Task details:
Lift out, unaltered, the lines of the material below between the line holding "Read all visible" and the line holding "Enumerate this screenshot's text", counting both.

Data excerpts:
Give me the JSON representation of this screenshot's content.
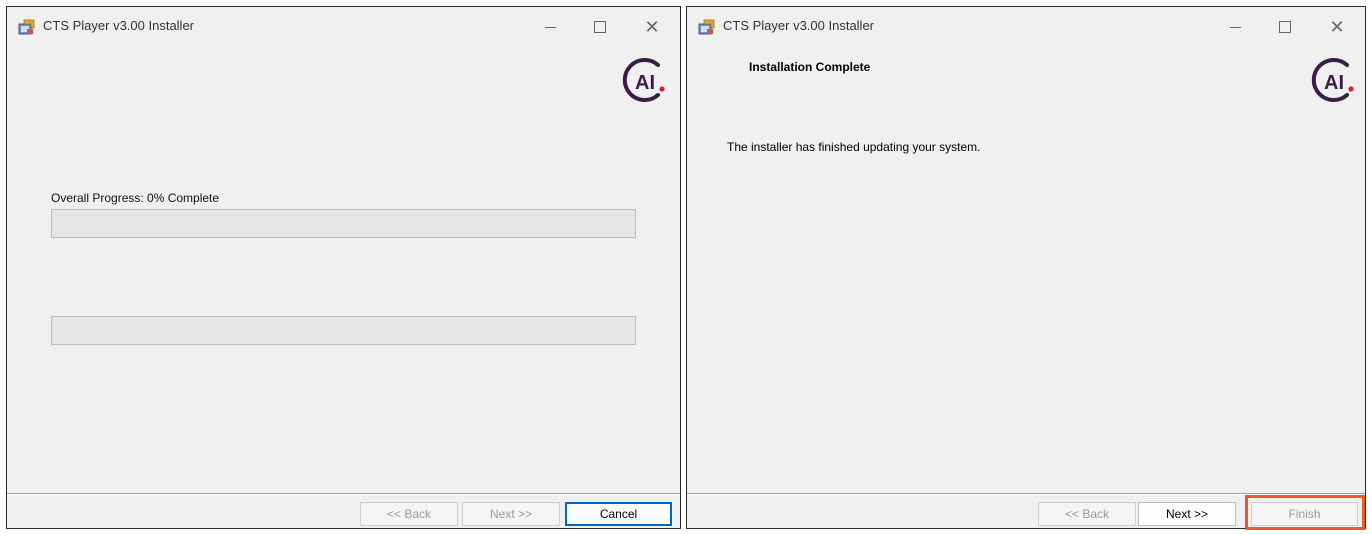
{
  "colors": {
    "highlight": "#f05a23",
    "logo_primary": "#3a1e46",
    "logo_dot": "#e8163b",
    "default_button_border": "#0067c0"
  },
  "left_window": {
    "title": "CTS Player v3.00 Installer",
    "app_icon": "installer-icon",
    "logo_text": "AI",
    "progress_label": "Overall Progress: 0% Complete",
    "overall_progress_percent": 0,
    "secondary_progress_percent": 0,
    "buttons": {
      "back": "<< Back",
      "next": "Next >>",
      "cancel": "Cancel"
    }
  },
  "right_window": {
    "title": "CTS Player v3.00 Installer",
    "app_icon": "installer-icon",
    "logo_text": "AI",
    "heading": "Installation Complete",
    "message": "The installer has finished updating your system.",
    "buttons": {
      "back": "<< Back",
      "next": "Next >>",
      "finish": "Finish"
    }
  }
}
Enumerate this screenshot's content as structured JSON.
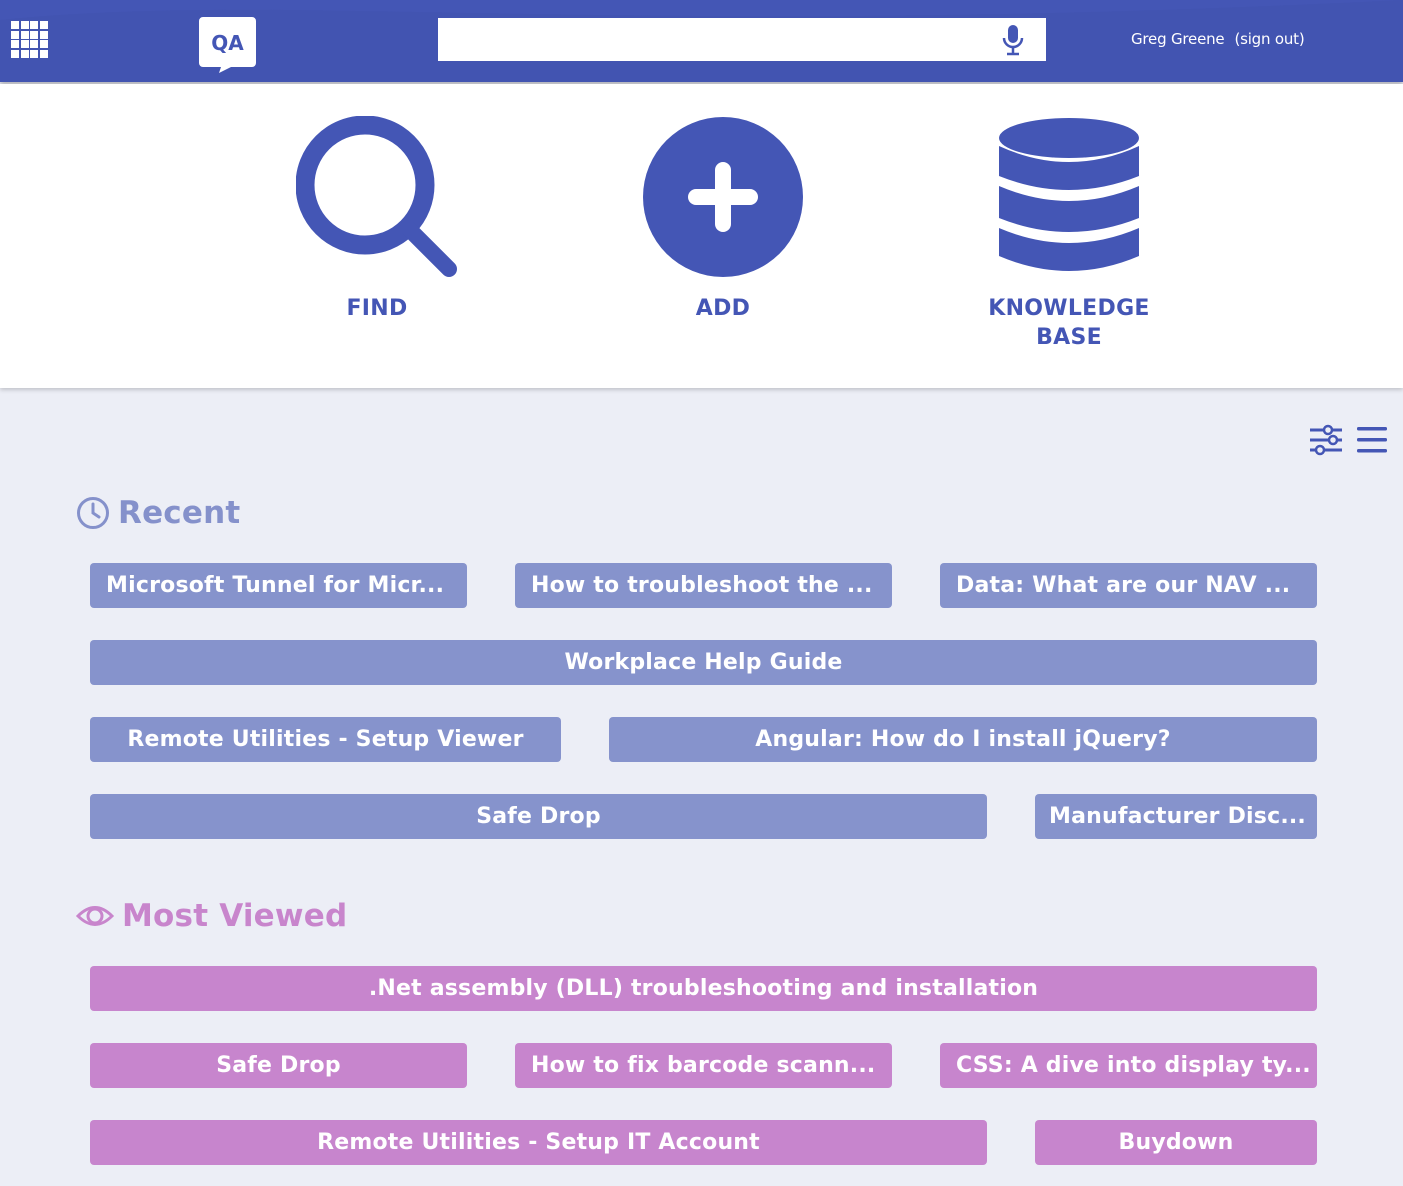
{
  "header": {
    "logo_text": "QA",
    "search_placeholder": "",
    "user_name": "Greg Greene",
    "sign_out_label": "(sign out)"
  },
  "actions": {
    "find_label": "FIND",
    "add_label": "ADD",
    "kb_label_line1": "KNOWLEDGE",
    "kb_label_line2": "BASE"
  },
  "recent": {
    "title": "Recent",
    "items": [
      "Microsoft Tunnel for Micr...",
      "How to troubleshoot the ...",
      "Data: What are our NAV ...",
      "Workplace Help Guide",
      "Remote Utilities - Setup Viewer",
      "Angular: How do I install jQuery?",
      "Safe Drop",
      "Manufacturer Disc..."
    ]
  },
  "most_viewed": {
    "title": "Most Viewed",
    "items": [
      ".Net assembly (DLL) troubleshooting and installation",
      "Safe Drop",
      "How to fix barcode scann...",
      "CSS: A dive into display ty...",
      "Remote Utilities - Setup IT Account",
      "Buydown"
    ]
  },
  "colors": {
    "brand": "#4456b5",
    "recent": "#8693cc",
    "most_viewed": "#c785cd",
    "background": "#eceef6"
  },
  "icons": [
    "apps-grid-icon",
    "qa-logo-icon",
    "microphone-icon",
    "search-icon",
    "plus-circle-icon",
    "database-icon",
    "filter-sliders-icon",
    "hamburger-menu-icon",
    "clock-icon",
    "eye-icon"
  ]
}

---

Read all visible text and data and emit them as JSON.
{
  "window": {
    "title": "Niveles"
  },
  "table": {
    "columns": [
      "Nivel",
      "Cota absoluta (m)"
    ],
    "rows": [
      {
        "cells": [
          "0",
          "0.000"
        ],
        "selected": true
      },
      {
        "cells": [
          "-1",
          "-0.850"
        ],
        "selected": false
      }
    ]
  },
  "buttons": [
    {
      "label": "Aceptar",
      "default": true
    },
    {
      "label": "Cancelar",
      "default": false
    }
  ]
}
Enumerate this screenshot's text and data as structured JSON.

Result of the task:
Read all visible text and data and emit them as JSON.
{
  "window": {
    "title": "Niveles"
  },
  "table": {
    "columns": [
      "Nivel",
      "Cota absoluta (m)"
    ],
    "rows": [
      {
        "cells": [
          "0",
          "0.000"
        ],
        "selected": true
      },
      {
        "cells": [
          "-1",
          "-0.850"
        ],
        "selected": false
      }
    ]
  },
  "buttons": [
    {
      "label": "Aceptar",
      "default": true
    },
    {
      "label": "Cancelar",
      "default": false
    }
  ]
}
Enumerate this screenshot's text and data as structured JSON.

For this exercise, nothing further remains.